The request:
Show all lines from the data that include the word "title".

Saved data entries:
════════

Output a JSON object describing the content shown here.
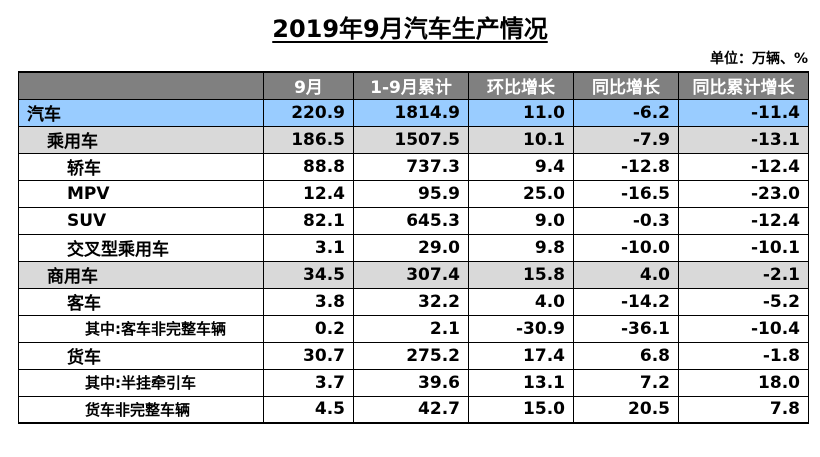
{
  "title": "2019年9月汽车生产情况",
  "unit": "单位：万辆、%",
  "headers": [
    "",
    "9月",
    "1-9月累计",
    "环比增长",
    "同比增长",
    "同比累计增长"
  ],
  "rows": [
    {
      "label": "汽车",
      "values": [
        "220.9",
        "1814.9",
        "11.0",
        "-6.2",
        "-11.4"
      ]
    },
    {
      "label": "乘用车",
      "values": [
        "186.5",
        "1507.5",
        "10.1",
        "-7.9",
        "-13.1"
      ]
    },
    {
      "label": "轿车",
      "values": [
        "88.8",
        "737.3",
        "9.4",
        "-12.8",
        "-12.4"
      ]
    },
    {
      "label": "MPV",
      "values": [
        "12.4",
        "95.9",
        "25.0",
        "-16.5",
        "-23.0"
      ]
    },
    {
      "label": "SUV",
      "values": [
        "82.1",
        "645.3",
        "9.0",
        "-0.3",
        "-12.4"
      ]
    },
    {
      "label": "交叉型乘用车",
      "values": [
        "3.1",
        "29.0",
        "9.8",
        "-10.0",
        "-10.1"
      ]
    },
    {
      "label": "商用车",
      "values": [
        "34.5",
        "307.4",
        "15.8",
        "4.0",
        "-2.1"
      ]
    },
    {
      "label": "客车",
      "values": [
        "3.8",
        "32.2",
        "4.0",
        "-14.2",
        "-5.2"
      ]
    },
    {
      "label": "其中:客车非完整车辆",
      "values": [
        "0.2",
        "2.1",
        "-30.9",
        "-36.1",
        "-10.4"
      ]
    },
    {
      "label": "货车",
      "values": [
        "30.7",
        "275.2",
        "17.4",
        "6.8",
        "-1.8"
      ]
    },
    {
      "label": "其中:半挂牵引车",
      "values": [
        "3.7",
        "39.6",
        "13.1",
        "7.2",
        "18.0"
      ]
    },
    {
      "label": "货车非完整车辆",
      "values": [
        "4.5",
        "42.7",
        "15.0",
        "20.5",
        "7.8"
      ]
    }
  ]
}
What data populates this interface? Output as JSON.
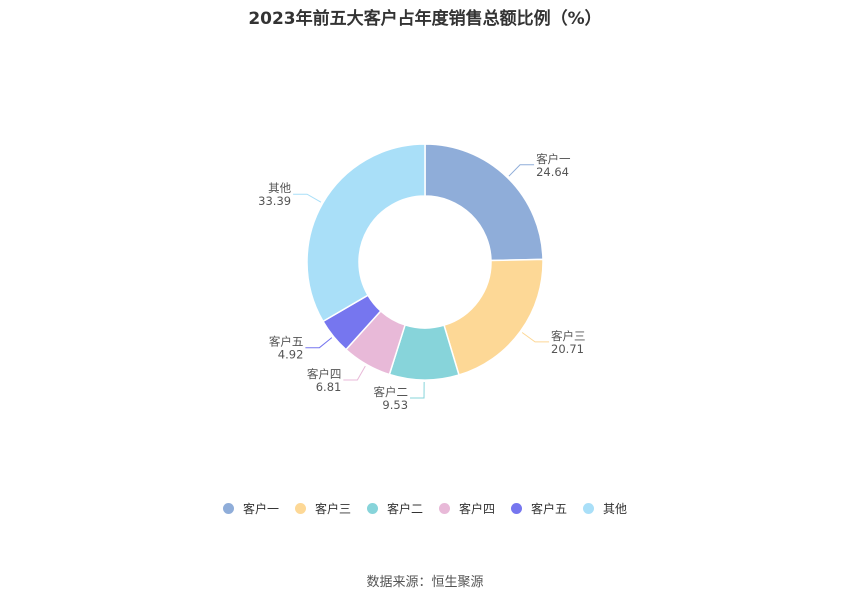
{
  "chart_data": {
    "type": "pie",
    "title": "2023年前五大客户占年度销售总额比例（%）",
    "slices": [
      {
        "name": "客户一",
        "value": 24.64,
        "label_value": "24.64",
        "color": "#8fadd9"
      },
      {
        "name": "客户三",
        "value": 20.71,
        "label_value": "20.71",
        "color": "#fdd896"
      },
      {
        "name": "客户二",
        "value": 9.53,
        "label_value": "9.53",
        "color": "#87d4da"
      },
      {
        "name": "客户四",
        "value": 6.81,
        "label_value": "6.81",
        "color": "#e8b9d8"
      },
      {
        "name": "客户五",
        "value": 4.92,
        "label_value": "4.92",
        "color": "#7676ef"
      },
      {
        "name": "其他",
        "value": 33.39,
        "label_value": "33.39",
        "color": "#a9dff8"
      }
    ],
    "legend_position": "bottom"
  },
  "source": "数据来源：恒生聚源"
}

════════

Task solution:
  "title": "2019年9月汽车生产情况",
    "title": "2023年前五大客户占年度销售总额比例（%）",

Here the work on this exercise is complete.